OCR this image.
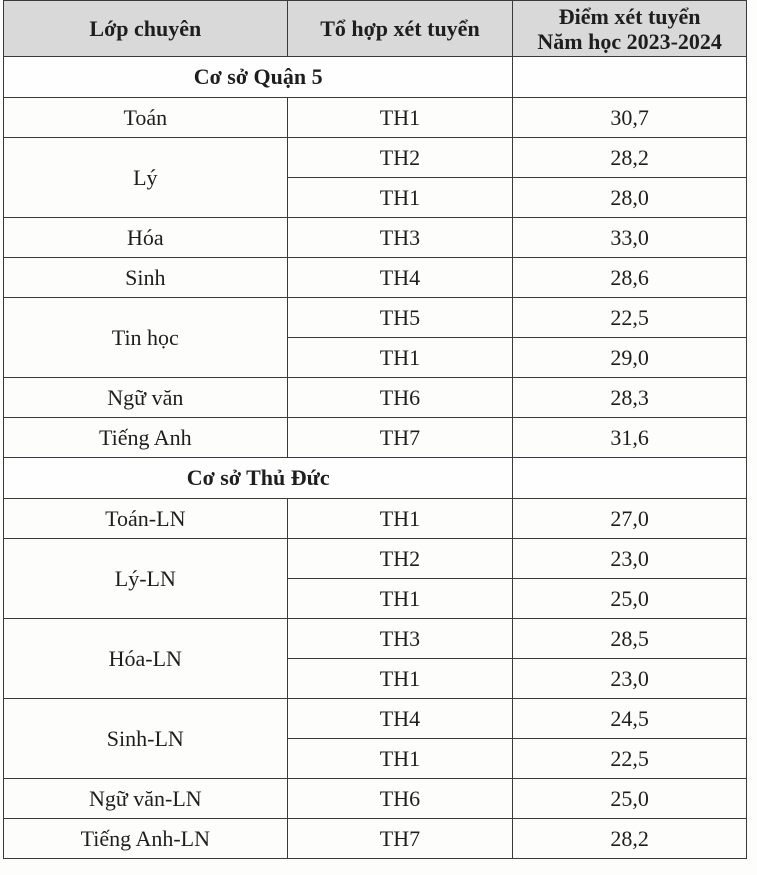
Lớp chuyên	Tổ hợp xét tuyển	Điểm xét tuyển
Năm học 2023-2024

Cơ sở Quận 5		
Toán	TH1	30,7
Lý	TH2	28,2
	TH1	28,0
Hóa	TH3	33,0
Sinh	TH4	28,6
Tin học	TH5	22,5
	TH1	29,0
Ngữ văn	TH6	28,3
Tiếng Anh	TH7	31,6
Cơ sở Thủ Đức		
Toán-LN	TH1	27,0
Lý-LN	TH2	23,0
	TH1	25,0
Hóa-LN	TH3	28,5
	TH1	23,0
Sinh-LN	TH4	24,5
	TH1	22,5
Ngữ văn-LN	TH6	25,0
Tiếng Anh-LN	TH7	28,2
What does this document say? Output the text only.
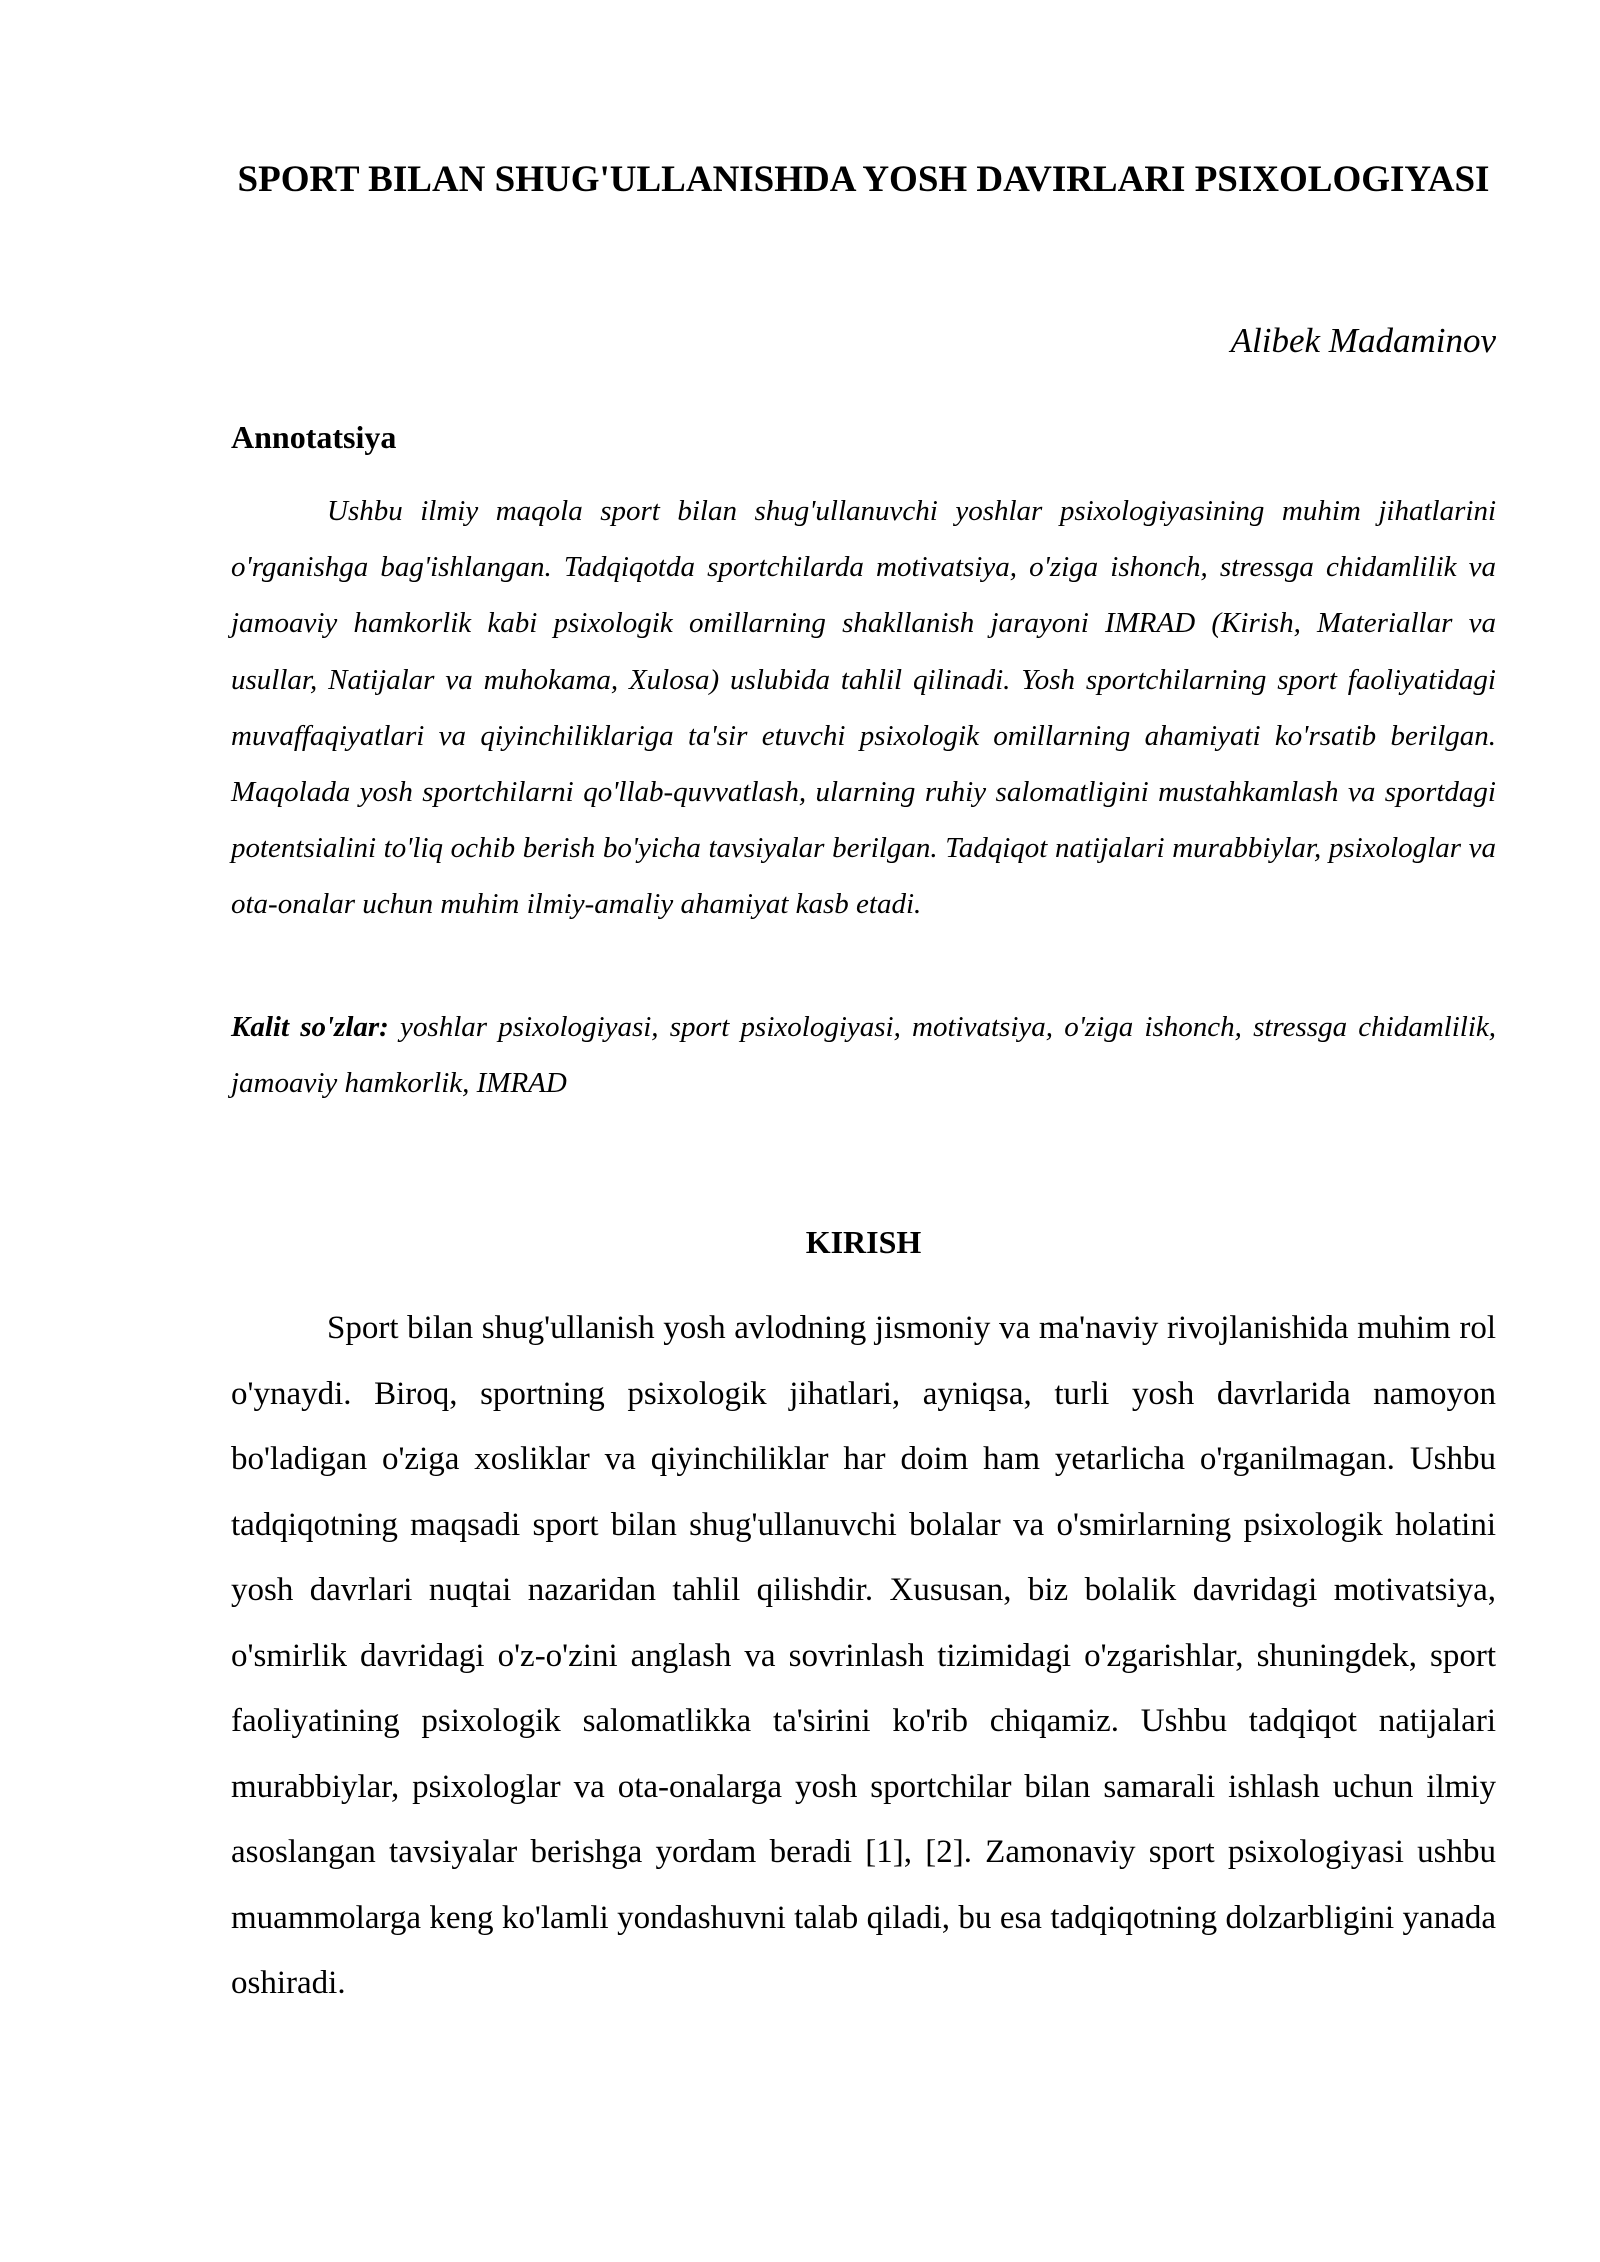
SPORT BILAN SHUG'ULLANISHDA YOSH DAVIRLARI PSIXOLOGIYASI

Alibek Madaminov

Annotatsiya

Ushbu ilmiy maqola sport bilan shug'ullanuvchi yoshlar psixologiyasining muhim jihatlarini o'rganishga bag'ishlangan. Tadqiqotda sportchilarda motivatsiya, o'ziga ishonch, stressga chidamlilik va jamoaviy hamkorlik kabi psixologik omillarning shakllanish jarayoni IMRAD (Kirish, Materiallar va usullar, Natijalar va muhokama, Xulosa) uslubida tahlil qilinadi. Yosh sportchilarning sport faoliyatidagi muvaffaqiyatlari va qiyinchiliklariga ta'sir etuvchi psixologik omillarning ahamiyati ko'rsatib berilgan. Maqolada yosh sportchilarni qo'llab-quvvatlash, ularning ruhiy salomatligini mustahkamlash va sportdagi potentsialini to'liq ochib berish bo'yicha tavsiyalar berilgan. Tadqiqot natijalari murabbiylar, psixologlar va ota-onalar uchun muhim ilmiy-amaliy ahamiyat kasb etadi.

Kalit so'zlar: yoshlar psixologiyasi, sport psixologiyasi, motivatsiya, o'ziga ishonch, stressga chidamlilik, jamoaviy hamkorlik, IMRAD

KIRISH

Sport bilan shug'ullanish yosh avlodning jismoniy va ma'naviy rivojlanishida muhim rol o'ynaydi. Biroq, sportning psixologik jihatlari, ayniqsa, turli yosh davrlarida namoyon bo'ladigan o'ziga xosliklar va qiyinchiliklar har doim ham yetarlicha o'rganilmagan. Ushbu tadqiqotning maqsadi sport bilan shug'ullanuvchi bolalar va o'smirlarning psixologik holatini yosh davrlari nuqtai nazaridan tahlil qilishdir. Xususan, biz bolalik davridagi motivatsiya, o'smirlik davridagi o'z-o'zini anglash va sovrinlash tizimidagi o'zgarishlar, shuningdek, sport faoliyatining psixologik salomatlikka ta'sirini ko'rib chiqamiz. Ushbu tadqiqot natijalari murabbiylar, psixologlar va ota-onalarga yosh sportchilar bilan samarali ishlash uchun ilmiy asoslangan tavsiyalar berishga yordam beradi [1], [2]. Zamonaviy sport psixologiyasi ushbu muammolarga keng ko'lamli yondashuvni talab qiladi, bu esa tadqiqotning dolzarbligini yanada oshiradi.
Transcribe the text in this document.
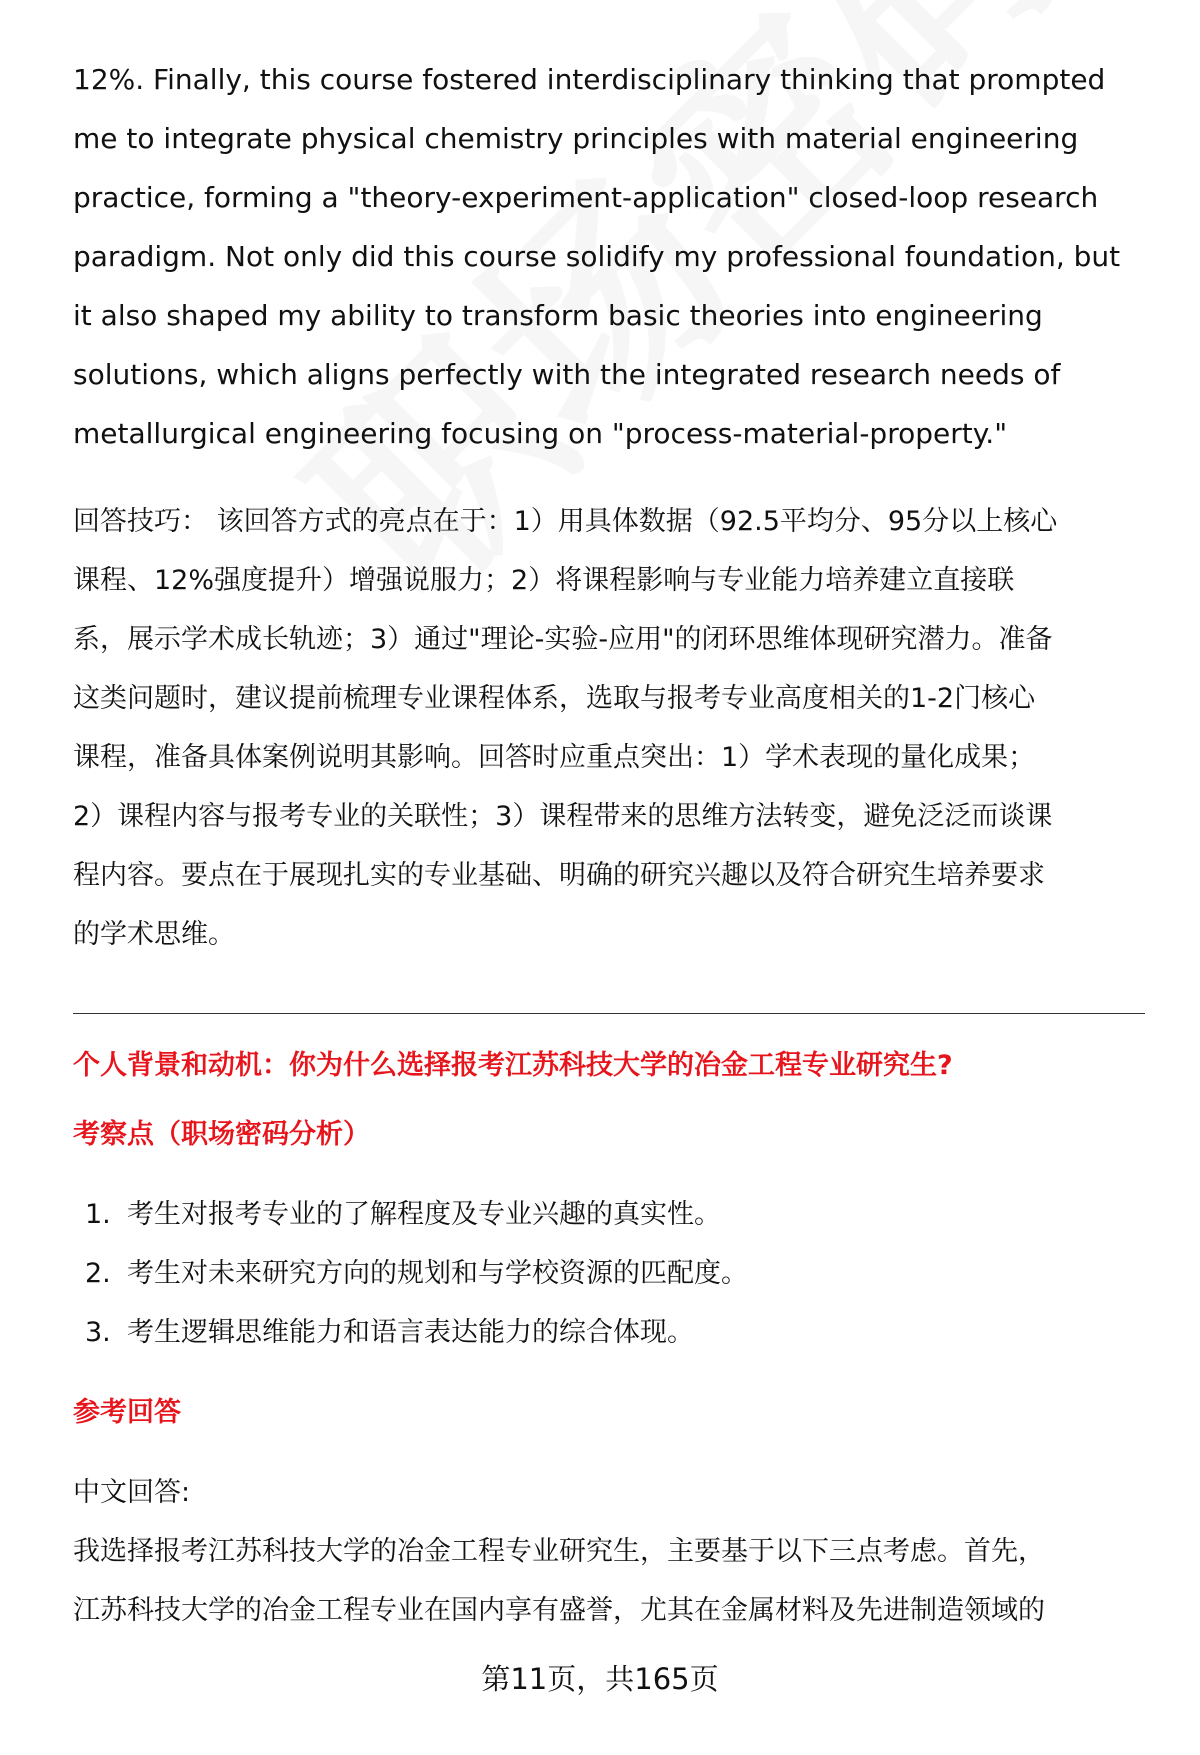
12%. Finally, this course fostered interdisciplinary thinking that prompted
me to integrate physical chemistry principles with material engineering
practice, forming a "theory-experiment-application" closed-loop research
paradigm. Not only did this course solidify my professional foundation, but
it also shaped my ability to transform basic theories into engineering
solutions, which aligns perfectly with the integrated research needs of
metallurgical engineering focusing on "process-material-property."
回答技巧： 该回答方式的亮点在于：1）用具体数据（92.5平均分、95分以上核心
课程、12%强度提升）增强说服力；2）将课程影响与专业能力培养建立直接联
系，展示学术成长轨迹；3）通过"理论-实验-应用"的闭环思维体现研究潜力。准备
这类问题时，建议提前梳理专业课程体系，选取与报考专业高度相关的1-2门核心
课程，准备具体案例说明其影响。回答时应重点突出：1）学术表现的量化成果；
2）课程内容与报考专业的关联性；3）课程带来的思维方法转变，避免泛泛而谈课
程内容。要点在于展现扎实的专业基础、明确的研究兴趣以及符合研究生培养要求
的学术思维。
个人背景和动机：你为什么选择报考江苏科技大学的冶金工程专业研究生?
考察点（职场密码分析）
1. 考生对报考专业的了解程度及专业兴趣的真实性。
2. 考生对未来研究方向的规划和与学校资源的匹配度。
3. 考生逻辑思维能力和语言表达能力的综合体现。
参考回答
中文回答:
我选择报考江苏科技大学的冶金工程专业研究生，主要基于以下三点考虑。首先，
江苏科技大学的冶金工程专业在国内享有盛誉，尤其在金属材料及先进制造领域的
第11页，共165页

-=-=-

_Your task_
Using the records above, gather all lines where the string "hamkorlik" is present.

_Expected output_
Ushbu ilmiy maqola sport bilan shug'ullanuvchi yoshlar psixologiyasining muhim jihatlarini o'rganishga bag'ishlangan. Tadqiqotda sportchilarda motivatsiya, o'ziga ishonch, stressga chidamlilik va jamoaviy hamkorlik kabi psixologik omillarning shakllanish jarayoni IMRAD (Kirish, Materiallar va usullar, Natijalar va muhokama, Xulosa) uslubida tahlil qilinadi. Yosh sportchilarning sport faoliyatidagi muvaffaqiyatlari va qiyinchiliklariga ta'sir etuvchi psixologik omillarning ahamiyati ko'rsatib berilgan. Maqolada yosh sportchilarni qo'llab-quvvatlash, ularning ruhiy salomatligini mustahkamlash va sportdagi potentsialini to'liq ochib berish bo'yicha tavsiyalar berilgan. Tadqiqot natijalari murabbiylar, psixologlar va ota-onalar uchun muhim ilmiy-amaliy ahamiyat kasb etadi.
Kalit so'zlar: yoshlar psixologiyasi, sport psixologiyasi, motivatsiya, o'ziga ishonch, stressga chidamlilik, jamoaviy hamkorlik, IMRAD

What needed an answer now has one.